▸ Exercise aim: Search the entries below. Return every line that has "title" in it.

Records that describe figures
- - - - - - -

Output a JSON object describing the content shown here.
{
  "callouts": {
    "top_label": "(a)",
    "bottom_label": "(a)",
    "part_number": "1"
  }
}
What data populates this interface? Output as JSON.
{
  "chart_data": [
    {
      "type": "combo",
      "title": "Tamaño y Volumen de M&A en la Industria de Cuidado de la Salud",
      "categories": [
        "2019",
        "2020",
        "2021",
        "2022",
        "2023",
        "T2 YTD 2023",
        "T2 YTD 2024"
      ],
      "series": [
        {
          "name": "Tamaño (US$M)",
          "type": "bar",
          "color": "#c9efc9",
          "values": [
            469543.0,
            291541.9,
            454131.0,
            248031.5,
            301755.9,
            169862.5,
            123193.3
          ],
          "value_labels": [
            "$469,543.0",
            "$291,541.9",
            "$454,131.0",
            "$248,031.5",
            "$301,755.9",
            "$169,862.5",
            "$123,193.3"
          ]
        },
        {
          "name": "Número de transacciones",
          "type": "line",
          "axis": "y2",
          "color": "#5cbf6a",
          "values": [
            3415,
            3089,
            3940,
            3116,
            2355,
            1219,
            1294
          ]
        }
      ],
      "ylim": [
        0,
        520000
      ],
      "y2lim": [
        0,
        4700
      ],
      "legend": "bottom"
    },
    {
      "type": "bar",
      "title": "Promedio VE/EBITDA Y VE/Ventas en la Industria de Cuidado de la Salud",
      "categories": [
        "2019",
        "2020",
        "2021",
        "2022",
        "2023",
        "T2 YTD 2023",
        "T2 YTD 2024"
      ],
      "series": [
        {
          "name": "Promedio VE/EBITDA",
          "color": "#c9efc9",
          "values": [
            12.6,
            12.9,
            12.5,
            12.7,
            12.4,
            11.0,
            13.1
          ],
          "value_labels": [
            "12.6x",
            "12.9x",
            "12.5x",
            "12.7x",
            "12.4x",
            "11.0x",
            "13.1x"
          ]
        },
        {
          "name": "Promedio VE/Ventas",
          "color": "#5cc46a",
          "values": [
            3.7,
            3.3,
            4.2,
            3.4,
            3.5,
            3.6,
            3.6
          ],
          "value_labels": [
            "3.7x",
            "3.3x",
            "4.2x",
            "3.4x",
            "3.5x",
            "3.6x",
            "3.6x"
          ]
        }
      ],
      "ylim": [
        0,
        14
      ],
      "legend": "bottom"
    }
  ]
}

- - - - - - -

▸ Answer to this task:
      "title": "Tamaño y Volumen de M&A en la Industria de Cuidado de la Salud",
      "title": "Promedio VE/EBITDA Y VE/Ventas en la Industria de Cuidado de la Salud",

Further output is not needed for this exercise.